Gather all lines containing the string "GabydiCorsa" and copy them out.

══════════

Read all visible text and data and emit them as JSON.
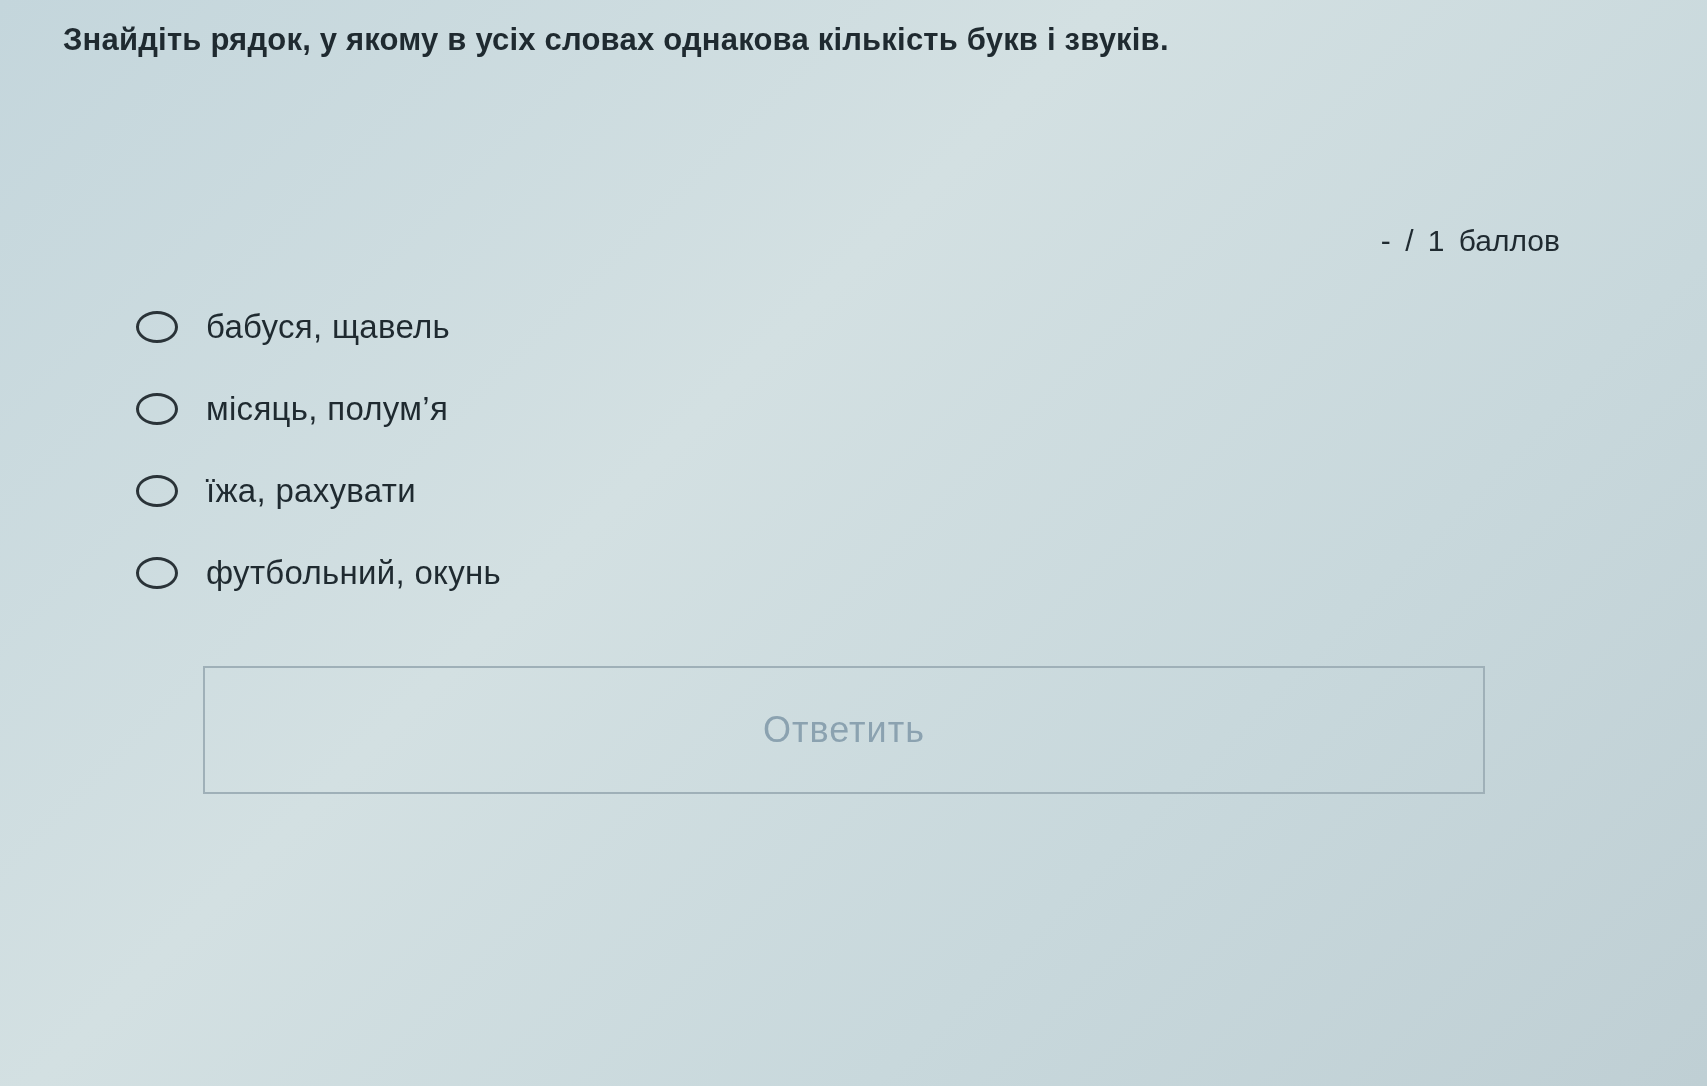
{
  "question": "Знайдіть рядок, у якому в усіх словах однакова кількість букв і звуків.",
  "points": "- / 1 баллов",
  "options": [
    {
      "label": "бабуся, щавель",
      "selected": false
    },
    {
      "label": "місяць, полум’я",
      "selected": false
    },
    {
      "label": "їжа, рахувати",
      "selected": false
    },
    {
      "label": "футбольний, окунь",
      "selected": false
    }
  ],
  "submit": {
    "label": "Ответить",
    "disabled": true
  }
}
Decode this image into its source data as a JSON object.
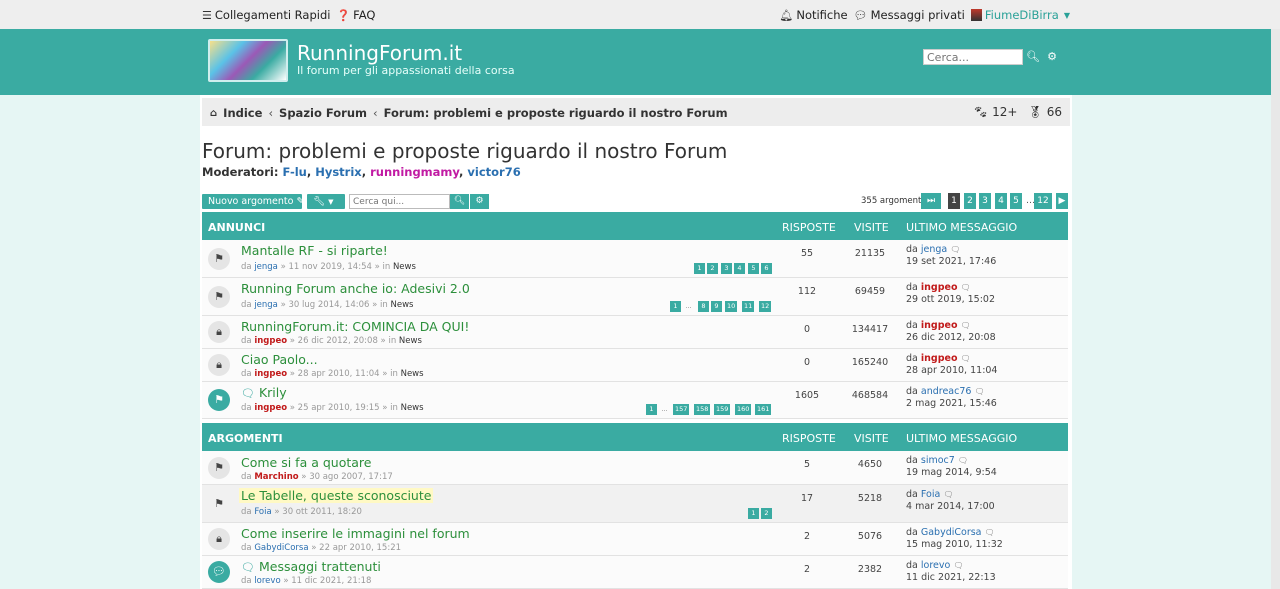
{
  "topbar": {
    "quick_links": "Collegamenti Rapidi",
    "faq": "FAQ",
    "notifications": "Notifiche",
    "messages": "Messaggi privati",
    "username": "FiumeDiBirra"
  },
  "header": {
    "site_title": "RunningForum.it",
    "site_desc": "Il forum per gli appassionati della corsa",
    "search_placeholder": "Cerca..."
  },
  "breadcrumb": {
    "home": "Indice",
    "section": "Spazio Forum",
    "current": "Forum: problemi e proposte riguardo il nostro Forum"
  },
  "stats": {
    "online": "12+",
    "medals": "66"
  },
  "forum": {
    "title": "Forum: problemi e proposte riguardo il nostro Forum",
    "moderators_label": "Moderatori:",
    "moderators": [
      "F-lu",
      "Hystrix",
      "runningmamy",
      "victor76"
    ]
  },
  "actions": {
    "new_topic": "Nuovo argomento",
    "search_placeholder": "Cerca qui...",
    "topics_count": "355 argomenti",
    "pages": [
      "1",
      "2",
      "3",
      "4",
      "5",
      "…",
      "12"
    ],
    "current_page": "1"
  },
  "columns": {
    "replies": "RISPOSTE",
    "views": "VISITE",
    "last": "ULTIMO MESSAGGIO"
  },
  "announcements": {
    "header": "ANNUNCI",
    "rows": [
      {
        "title": "Mantalle RF - si riparte!",
        "by": "da",
        "author": "jenga",
        "date": "11 nov 2019, 14:54",
        "in": "in",
        "forum": "News",
        "replies": "55",
        "views": "21135",
        "last_by": "jenga",
        "last_date": "19 set 2021, 17:46",
        "pages": [
          "1",
          "2",
          "3",
          "4",
          "5",
          "6"
        ]
      },
      {
        "title": "Running Forum anche io: Adesivi 2.0",
        "by": "da",
        "author": "jenga",
        "date": "30 lug 2014, 14:06",
        "in": "in",
        "forum": "News",
        "replies": "112",
        "views": "69459",
        "last_by": "ingpeo",
        "last_date": "29 ott 2019, 15:02",
        "pages": [
          "1",
          "…",
          "8",
          "9",
          "10",
          "11",
          "12"
        ]
      },
      {
        "title": "RunningForum.it: COMINCIA DA QUI!",
        "by": "da",
        "author": "ingpeo",
        "date": "26 dic 2012, 20:08",
        "in": "in",
        "forum": "News",
        "replies": "0",
        "views": "134417",
        "last_by": "ingpeo",
        "last_date": "26 dic 2012, 20:08",
        "pages": []
      },
      {
        "title": "Ciao Paolo...",
        "by": "da",
        "author": "ingpeo",
        "date": "28 apr 2010, 11:04",
        "in": "in",
        "forum": "News",
        "replies": "0",
        "views": "165240",
        "last_by": "ingpeo",
        "last_date": "28 apr 2010, 11:04",
        "pages": []
      },
      {
        "title": "Krily",
        "by": "da",
        "author": "ingpeo",
        "date": "25 apr 2010, 19:15",
        "in": "in",
        "forum": "News",
        "replies": "1605",
        "views": "468584",
        "last_by": "andreac76",
        "last_date": "2 mag 2021, 15:46",
        "pages": [
          "1",
          "…",
          "157",
          "158",
          "159",
          "160",
          "161"
        ]
      }
    ]
  },
  "topics": {
    "header": "ARGOMENTI",
    "rows": [
      {
        "title": "Come si fa a quotare",
        "by": "da",
        "author": "Marchino",
        "date": "30 ago 2007, 17:17",
        "replies": "5",
        "views": "4650",
        "last_by": "simoc7",
        "last_date": "19 mag 2014, 9:54",
        "pages": []
      },
      {
        "title": "Le Tabelle, queste sconosciute",
        "by": "da",
        "author": "Foia",
        "date": "30 ott 2011, 18:20",
        "replies": "17",
        "views": "5218",
        "last_by": "Foia",
        "last_date": "4 mar 2014, 17:00",
        "pages": [
          "1",
          "2"
        ]
      },
      {
        "title": "Come inserire le immagini nel forum",
        "by": "da",
        "author": "GabydiCorsa",
        "date": "22 apr 2010, 15:21",
        "replies": "2",
        "views": "5076",
        "last_by": "GabydiCorsa",
        "last_date": "15 mag 2010, 11:32",
        "pages": []
      },
      {
        "title": "Messaggi trattenuti",
        "by": "da",
        "author": "lorevo",
        "date": "11 dic 2021, 21:18",
        "replies": "2",
        "views": "2382",
        "last_by": "lorevo",
        "last_date": "11 dic 2021, 22:13",
        "pages": []
      }
    ]
  }
}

══════════

#### [CORRECT ANSWER]
        "author": "GabydiCorsa",
        "last_by": "GabydiCorsa",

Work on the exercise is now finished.